▸ WHAT THE EXERCISE ASKS
Can you update these rows so that "screenshot" becomes "chart" wherever it appears, with nothing else changed?

Element location listings:

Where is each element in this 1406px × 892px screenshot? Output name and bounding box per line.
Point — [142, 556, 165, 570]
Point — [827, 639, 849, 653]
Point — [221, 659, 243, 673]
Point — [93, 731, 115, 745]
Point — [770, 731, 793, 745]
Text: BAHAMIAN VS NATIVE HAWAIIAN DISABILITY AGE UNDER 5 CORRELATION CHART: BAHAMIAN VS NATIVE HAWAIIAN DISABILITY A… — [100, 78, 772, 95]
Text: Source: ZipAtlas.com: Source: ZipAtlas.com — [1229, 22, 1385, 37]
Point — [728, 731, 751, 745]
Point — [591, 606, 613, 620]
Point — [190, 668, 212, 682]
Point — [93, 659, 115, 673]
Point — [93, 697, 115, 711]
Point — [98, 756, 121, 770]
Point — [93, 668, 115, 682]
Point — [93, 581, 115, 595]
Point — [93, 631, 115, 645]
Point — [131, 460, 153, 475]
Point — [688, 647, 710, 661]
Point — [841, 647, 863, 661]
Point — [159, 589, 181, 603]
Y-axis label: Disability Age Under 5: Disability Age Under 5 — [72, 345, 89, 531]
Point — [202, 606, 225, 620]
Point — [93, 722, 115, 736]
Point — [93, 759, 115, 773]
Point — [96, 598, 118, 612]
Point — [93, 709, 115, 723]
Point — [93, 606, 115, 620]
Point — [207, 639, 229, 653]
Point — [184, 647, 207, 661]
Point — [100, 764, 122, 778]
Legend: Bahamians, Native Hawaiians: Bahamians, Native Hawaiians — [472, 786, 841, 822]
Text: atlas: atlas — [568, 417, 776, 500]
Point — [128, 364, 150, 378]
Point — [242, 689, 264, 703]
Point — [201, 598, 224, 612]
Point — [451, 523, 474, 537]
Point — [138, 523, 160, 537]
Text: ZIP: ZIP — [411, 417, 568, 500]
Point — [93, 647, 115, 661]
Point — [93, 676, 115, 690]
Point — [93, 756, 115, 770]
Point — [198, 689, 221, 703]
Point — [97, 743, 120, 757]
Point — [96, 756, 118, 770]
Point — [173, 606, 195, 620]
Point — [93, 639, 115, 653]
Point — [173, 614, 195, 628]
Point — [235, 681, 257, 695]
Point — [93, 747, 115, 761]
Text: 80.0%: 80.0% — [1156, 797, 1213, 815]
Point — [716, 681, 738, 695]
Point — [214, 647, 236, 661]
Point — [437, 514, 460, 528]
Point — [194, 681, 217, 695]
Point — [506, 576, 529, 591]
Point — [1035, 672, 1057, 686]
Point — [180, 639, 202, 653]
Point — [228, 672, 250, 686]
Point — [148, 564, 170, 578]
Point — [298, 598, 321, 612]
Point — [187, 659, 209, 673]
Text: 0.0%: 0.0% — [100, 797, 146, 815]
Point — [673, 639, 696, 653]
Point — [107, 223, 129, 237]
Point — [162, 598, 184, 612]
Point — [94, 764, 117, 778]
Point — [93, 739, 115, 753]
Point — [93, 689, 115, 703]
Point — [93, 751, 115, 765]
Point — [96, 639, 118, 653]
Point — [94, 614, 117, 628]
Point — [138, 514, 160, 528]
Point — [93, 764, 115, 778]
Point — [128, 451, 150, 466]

▸ WRITTEN ANSWER
Where is each element in this 1406px × 892px chart? Output name and bounding box per line.
Point — [142, 556, 165, 570]
Point — [827, 639, 849, 653]
Point — [221, 659, 243, 673]
Point — [93, 731, 115, 745]
Point — [770, 731, 793, 745]
Text: BAHAMIAN VS NATIVE HAWAIIAN DISABILITY AGE UNDER 5 CORRELATION CHART: BAHAMIAN VS NATIVE HAWAIIAN DISABILITY A… — [100, 78, 772, 95]
Text: Source: ZipAtlas.com: Source: ZipAtlas.com — [1229, 22, 1385, 37]
Point — [728, 731, 751, 745]
Point — [591, 606, 613, 620]
Point — [190, 668, 212, 682]
Point — [93, 659, 115, 673]
Point — [93, 697, 115, 711]
Point — [98, 756, 121, 770]
Point — [93, 668, 115, 682]
Point — [93, 581, 115, 595]
Point — [93, 631, 115, 645]
Point — [131, 460, 153, 475]
Point — [688, 647, 710, 661]
Point — [841, 647, 863, 661]
Point — [159, 589, 181, 603]
Y-axis label: Disability Age Under 5: Disability Age Under 5 — [72, 345, 89, 531]
Point — [202, 606, 225, 620]
Point — [93, 722, 115, 736]
Point — [93, 759, 115, 773]
Point — [96, 598, 118, 612]
Point — [93, 709, 115, 723]
Point — [93, 606, 115, 620]
Point — [207, 639, 229, 653]
Point — [184, 647, 207, 661]
Point — [100, 764, 122, 778]
Legend: Bahamians, Native Hawaiians: Bahamians, Native Hawaiians — [472, 786, 841, 822]
Text: atlas: atlas — [568, 417, 776, 500]
Point — [128, 364, 150, 378]
Point — [242, 689, 264, 703]
Point — [201, 598, 224, 612]
Point — [451, 523, 474, 537]
Point — [138, 523, 160, 537]
Text: ZIP: ZIP — [411, 417, 568, 500]
Point — [93, 647, 115, 661]
Point — [93, 676, 115, 690]
Point — [93, 756, 115, 770]
Point — [198, 689, 221, 703]
Point — [97, 743, 120, 757]
Point — [96, 756, 118, 770]
Point — [173, 606, 195, 620]
Point — [93, 639, 115, 653]
Point — [173, 614, 195, 628]
Point — [235, 681, 257, 695]
Point — [93, 747, 115, 761]
Text: 80.0%: 80.0% — [1156, 797, 1213, 815]
Point — [716, 681, 738, 695]
Point — [214, 647, 236, 661]
Point — [437, 514, 460, 528]
Point — [194, 681, 217, 695]
Point — [506, 576, 529, 591]
Point — [1035, 672, 1057, 686]
Point — [180, 639, 202, 653]
Point — [228, 672, 250, 686]
Point — [148, 564, 170, 578]
Point — [298, 598, 321, 612]
Point — [187, 659, 209, 673]
Text: 0.0%: 0.0% — [100, 797, 146, 815]
Point — [673, 639, 696, 653]
Point — [107, 223, 129, 237]
Point — [162, 598, 184, 612]
Point — [94, 764, 117, 778]
Point — [93, 739, 115, 753]
Point — [93, 689, 115, 703]
Point — [93, 751, 115, 765]
Point — [96, 639, 118, 653]
Point — [94, 614, 117, 628]
Point — [138, 514, 160, 528]
Point — [93, 764, 115, 778]
Point — [128, 451, 150, 466]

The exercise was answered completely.